OBJECTIVE:
Repeat, exactly and in full, the lines of the listing below, but without any pictures.

-- Start THE DATA --

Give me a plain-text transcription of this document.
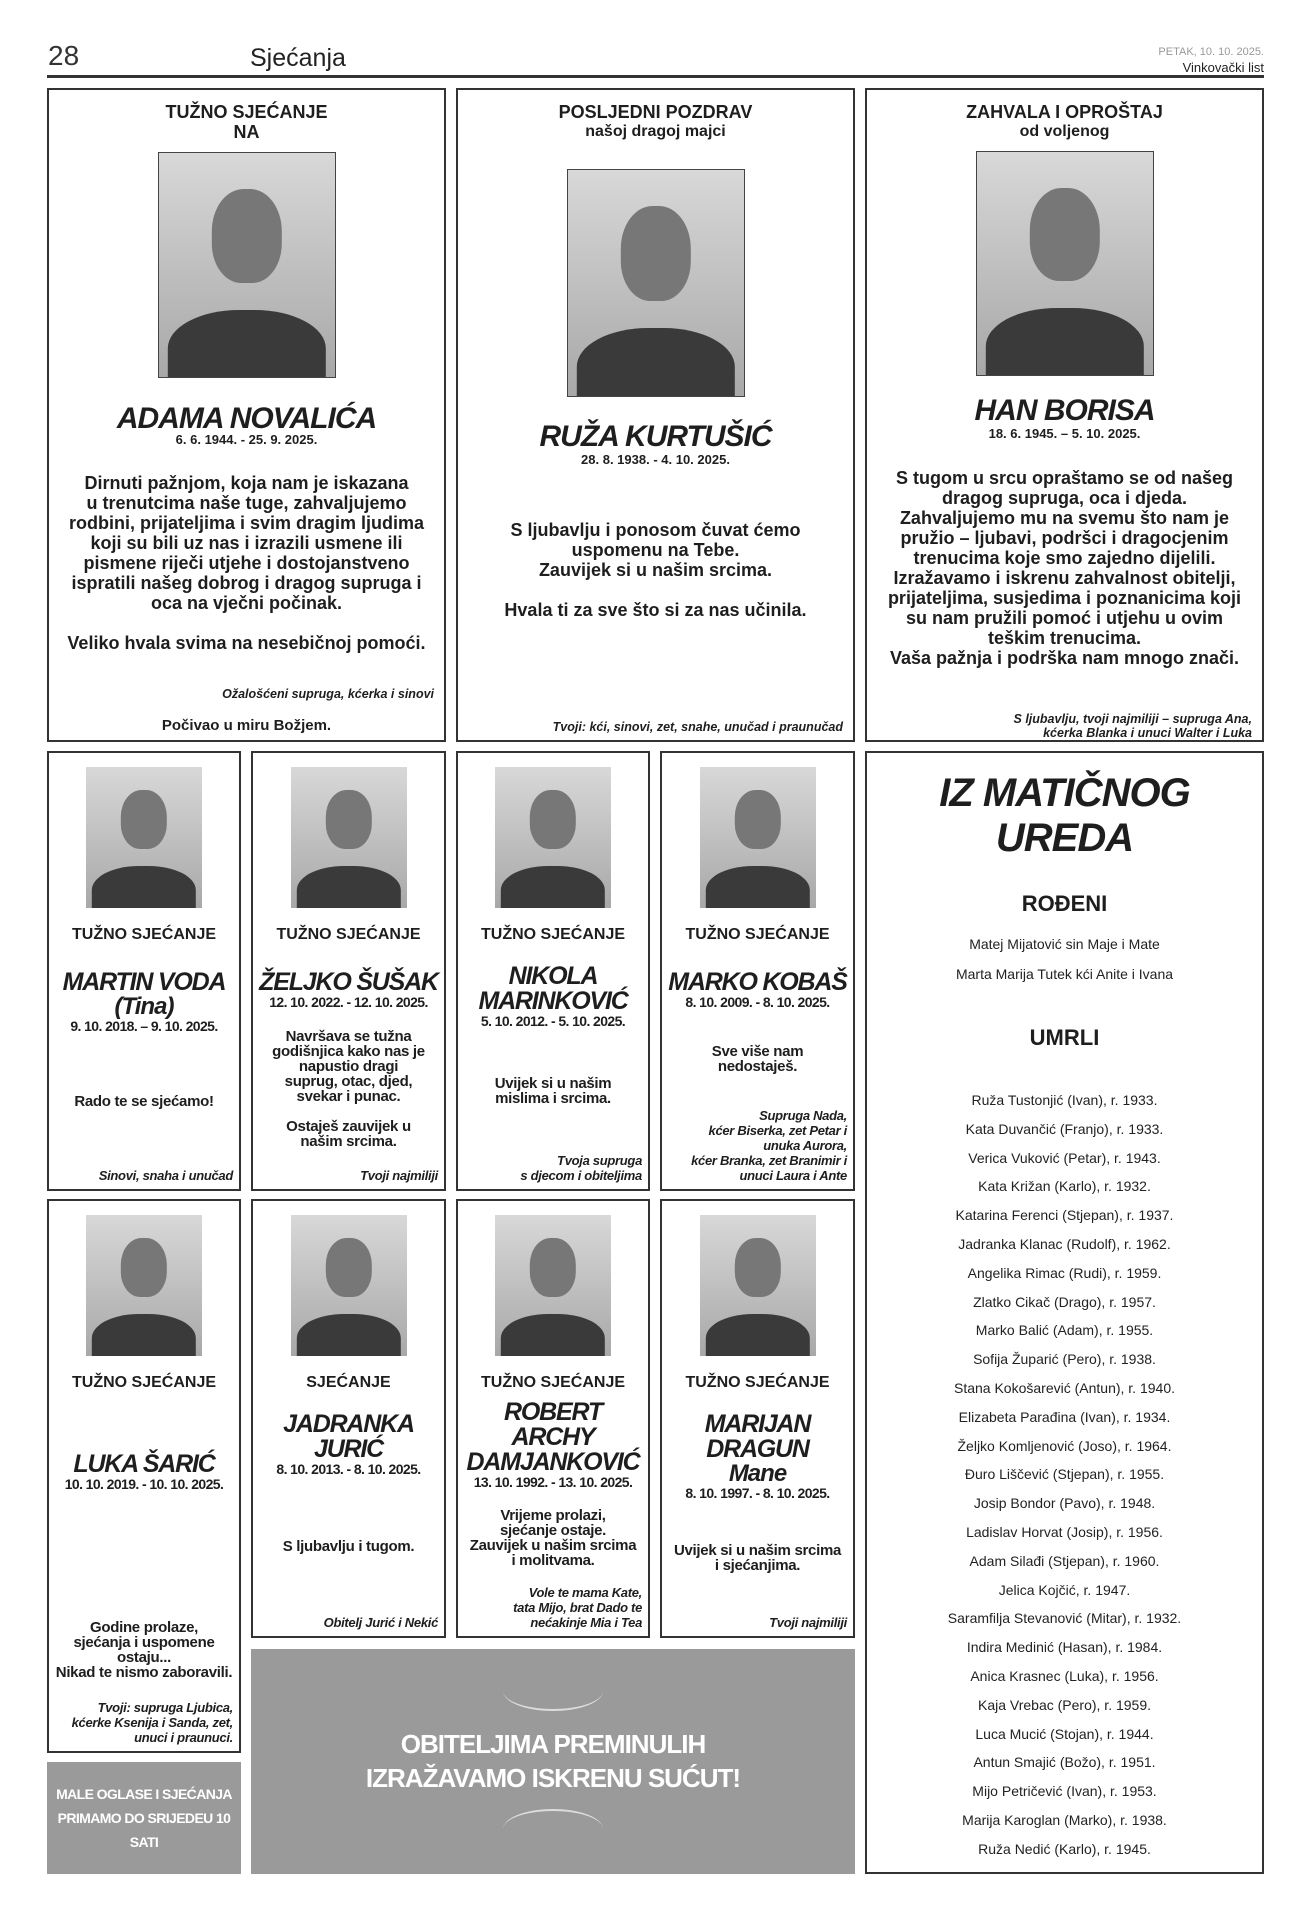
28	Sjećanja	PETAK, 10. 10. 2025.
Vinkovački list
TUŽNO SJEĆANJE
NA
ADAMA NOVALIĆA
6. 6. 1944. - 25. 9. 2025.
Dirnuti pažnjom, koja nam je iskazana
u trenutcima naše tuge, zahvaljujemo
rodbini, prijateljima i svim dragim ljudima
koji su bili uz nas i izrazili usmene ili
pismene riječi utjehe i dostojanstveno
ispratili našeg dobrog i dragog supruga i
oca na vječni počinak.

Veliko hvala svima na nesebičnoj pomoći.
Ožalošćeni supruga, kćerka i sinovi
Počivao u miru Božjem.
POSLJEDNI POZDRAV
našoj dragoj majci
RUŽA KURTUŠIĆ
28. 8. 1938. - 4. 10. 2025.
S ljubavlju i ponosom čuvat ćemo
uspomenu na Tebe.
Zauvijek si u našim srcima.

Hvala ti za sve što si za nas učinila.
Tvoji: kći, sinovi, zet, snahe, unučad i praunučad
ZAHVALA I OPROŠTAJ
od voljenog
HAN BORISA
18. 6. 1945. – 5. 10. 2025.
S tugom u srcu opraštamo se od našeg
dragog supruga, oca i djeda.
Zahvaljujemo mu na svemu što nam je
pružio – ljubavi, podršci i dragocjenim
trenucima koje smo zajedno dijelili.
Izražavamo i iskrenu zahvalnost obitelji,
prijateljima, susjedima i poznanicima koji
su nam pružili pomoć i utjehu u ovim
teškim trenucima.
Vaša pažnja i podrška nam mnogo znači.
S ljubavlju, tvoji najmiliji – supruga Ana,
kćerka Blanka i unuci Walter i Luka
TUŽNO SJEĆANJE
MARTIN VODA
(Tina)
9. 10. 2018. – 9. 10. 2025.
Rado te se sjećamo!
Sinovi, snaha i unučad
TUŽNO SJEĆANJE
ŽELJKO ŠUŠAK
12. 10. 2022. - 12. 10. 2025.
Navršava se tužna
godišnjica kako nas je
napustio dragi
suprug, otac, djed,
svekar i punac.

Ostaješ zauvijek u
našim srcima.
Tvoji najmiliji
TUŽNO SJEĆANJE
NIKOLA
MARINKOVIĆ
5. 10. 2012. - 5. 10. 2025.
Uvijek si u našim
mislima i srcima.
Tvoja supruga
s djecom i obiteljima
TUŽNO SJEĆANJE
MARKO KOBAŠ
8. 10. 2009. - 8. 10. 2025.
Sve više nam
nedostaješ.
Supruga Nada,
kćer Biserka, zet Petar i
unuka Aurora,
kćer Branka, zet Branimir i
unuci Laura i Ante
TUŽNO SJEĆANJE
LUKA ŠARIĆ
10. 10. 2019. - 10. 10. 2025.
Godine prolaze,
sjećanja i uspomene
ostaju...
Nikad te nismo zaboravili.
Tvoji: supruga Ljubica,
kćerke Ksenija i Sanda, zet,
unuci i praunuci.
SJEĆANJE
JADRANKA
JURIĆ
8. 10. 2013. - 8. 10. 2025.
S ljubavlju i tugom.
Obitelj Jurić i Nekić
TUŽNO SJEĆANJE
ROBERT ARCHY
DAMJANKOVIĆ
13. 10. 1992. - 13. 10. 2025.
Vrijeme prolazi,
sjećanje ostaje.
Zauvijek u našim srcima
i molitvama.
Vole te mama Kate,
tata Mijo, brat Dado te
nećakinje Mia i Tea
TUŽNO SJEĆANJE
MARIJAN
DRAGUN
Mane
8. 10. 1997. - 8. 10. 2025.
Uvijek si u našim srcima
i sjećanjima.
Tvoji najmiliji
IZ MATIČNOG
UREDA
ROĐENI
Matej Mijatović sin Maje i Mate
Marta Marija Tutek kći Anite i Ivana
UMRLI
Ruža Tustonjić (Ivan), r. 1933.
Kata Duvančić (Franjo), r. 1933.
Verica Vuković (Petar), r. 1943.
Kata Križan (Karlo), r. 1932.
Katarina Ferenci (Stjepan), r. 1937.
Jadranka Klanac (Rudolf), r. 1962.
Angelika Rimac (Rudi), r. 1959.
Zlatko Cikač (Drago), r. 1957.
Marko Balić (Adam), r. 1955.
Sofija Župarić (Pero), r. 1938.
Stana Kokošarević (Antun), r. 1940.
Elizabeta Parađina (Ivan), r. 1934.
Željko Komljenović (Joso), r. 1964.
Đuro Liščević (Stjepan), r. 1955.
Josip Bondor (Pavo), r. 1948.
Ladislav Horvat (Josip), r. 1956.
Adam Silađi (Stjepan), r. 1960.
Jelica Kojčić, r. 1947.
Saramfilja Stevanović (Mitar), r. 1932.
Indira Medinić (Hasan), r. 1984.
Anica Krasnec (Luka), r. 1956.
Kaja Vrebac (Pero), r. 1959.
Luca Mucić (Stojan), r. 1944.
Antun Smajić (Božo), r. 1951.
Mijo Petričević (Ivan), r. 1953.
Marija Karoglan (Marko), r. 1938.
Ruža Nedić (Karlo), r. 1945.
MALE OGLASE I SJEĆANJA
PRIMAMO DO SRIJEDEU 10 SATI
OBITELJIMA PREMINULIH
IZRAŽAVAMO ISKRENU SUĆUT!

-- End THE DATA --

EXERCISE SOLUTION:
Give me a plain-text transcription of this document.
28	Sjećanja	PETAK, 10. 10. 2025.
Vinkovački list
TUŽNO SJEĆANJE
NA
ADAMA NOVALIĆA
6. 6. 1944. - 25. 9. 2025.
Dirnuti pažnjom, koja nam je iskazana
u trenutcima naše tuge, zahvaljujemo
rodbini, prijateljima i svim dragim ljudima
koji su bili uz nas i izrazili usmene ili
pismene riječi utjehe i dostojanstveno
ispratili našeg dobrog i dragog supruga i
oca na vječni počinak.

Veliko hvala svima na nesebičnoj pomoći.
Ožalošćeni supruga, kćerka i sinovi
Počivao u miru Božjem.
POSLJEDNI POZDRAV
našoj dragoj majci
RUŽA KURTUŠIĆ
28. 8. 1938. - 4. 10. 2025.
S ljubavlju i ponosom čuvat ćemo
uspomenu na Tebe.
Zauvijek si u našim srcima.

Hvala ti za sve što si za nas učinila.
Tvoji: kći, sinovi, zet, snahe, unučad i praunučad
ZAHVALA I OPROŠTAJ
od voljenog
HAN BORISA
18. 6. 1945. – 5. 10. 2025.
S tugom u srcu opraštamo se od našeg
dragog supruga, oca i djeda.
Zahvaljujemo mu na svemu što nam je
pružio – ljubavi, podršci i dragocjenim
trenucima koje smo zajedno dijelili.
Izražavamo i iskrenu zahvalnost obitelji,
prijateljima, susjedima i poznanicima koji
su nam pružili pomoć i utjehu u ovim
teškim trenucima.
Vaša pažnja i podrška nam mnogo znači.
S ljubavlju, tvoji najmiliji – supruga Ana,
kćerka Blanka i unuci Walter i Luka
TUŽNO SJEĆANJE
MARTIN VODA
(Tina)
9. 10. 2018. – 9. 10. 2025.
Rado te se sjećamo!
Sinovi, snaha i unučad
TUŽNO SJEĆANJE
ŽELJKO ŠUŠAK
12. 10. 2022. - 12. 10. 2025.
Navršava se tužna
godišnjica kako nas je
napustio dragi
suprug, otac, djed,
svekar i punac.

Ostaješ zauvijek u
našim srcima.
Tvoji najmiliji
TUŽNO SJEĆANJE
NIKOLA
MARINKOVIĆ
5. 10. 2012. - 5. 10. 2025.
Uvijek si u našim
mislima i srcima.
Tvoja supruga
s djecom i obiteljima
TUŽNO SJEĆANJE
MARKO KOBAŠ
8. 10. 2009. - 8. 10. 2025.
Sve više nam
nedostaješ.
Supruga Nada,
kćer Biserka, zet Petar i
unuka Aurora,
kćer Branka, zet Branimir i
unuci Laura i Ante
TUŽNO SJEĆANJE
LUKA ŠARIĆ
10. 10. 2019. - 10. 10. 2025.
Godine prolaze,
sjećanja i uspomene
ostaju...
Nikad te nismo zaboravili.
Tvoji: supruga Ljubica,
kćerke Ksenija i Sanda, zet,
unuci i praunuci.
SJEĆANJE
JADRANKA
JURIĆ
8. 10. 2013. - 8. 10. 2025.
S ljubavlju i tugom.
Obitelj Jurić i Nekić
TUŽNO SJEĆANJE
ROBERT ARCHY
DAMJANKOVIĆ
13. 10. 1992. - 13. 10. 2025.
Vrijeme prolazi,
sjećanje ostaje.
Zauvijek u našim srcima
i molitvama.
Vole te mama Kate,
tata Mijo, brat Dado te
nećakinje Mia i Tea
TUŽNO SJEĆANJE
MARIJAN
DRAGUN
Mane
8. 10. 1997. - 8. 10. 2025.
Uvijek si u našim srcima
i sjećanjima.
Tvoji najmiliji
IZ MATIČNOG
UREDA
ROĐENI
Matej Mijatović sin Maje i Mate
Marta Marija Tutek kći Anite i Ivana
UMRLI
Ruža Tustonjić (Ivan), r. 1933.
Kata Duvančić (Franjo), r. 1933.
Verica Vuković (Petar), r. 1943.
Kata Križan (Karlo), r. 1932.
Katarina Ferenci (Stjepan), r. 1937.
Jadranka Klanac (Rudolf), r. 1962.
Angelika Rimac (Rudi), r. 1959.
Zlatko Cikač (Drago), r. 1957.
Marko Balić (Adam), r. 1955.
Sofija Župarić (Pero), r. 1938.
Stana Kokošarević (Antun), r. 1940.
Elizabeta Parađina (Ivan), r. 1934.
Željko Komljenović (Joso), r. 1964.
Đuro Liščević (Stjepan), r. 1955.
Josip Bondor (Pavo), r. 1948.
Ladislav Horvat (Josip), r. 1956.
Adam Silađi (Stjepan), r. 1960.
Jelica Kojčić, r. 1947.
Saramfilja Stevanović (Mitar), r. 1932.
Indira Medinić (Hasan), r. 1984.
Anica Krasnec (Luka), r. 1956.
Kaja Vrebac (Pero), r. 1959.
Luca Mucić (Stojan), r. 1944.
Antun Smajić (Božo), r. 1951.
Mijo Petričević (Ivan), r. 1953.
Marija Karoglan (Marko), r. 1938.
Ruža Nedić (Karlo), r. 1945.
MALE OGLASE I SJEĆANJA
PRIMAMO DO SRIJEDEU 10 SATI
OBITELJIMA PREMINULIH
IZRAŽAVAMO ISKRENU SUĆUT!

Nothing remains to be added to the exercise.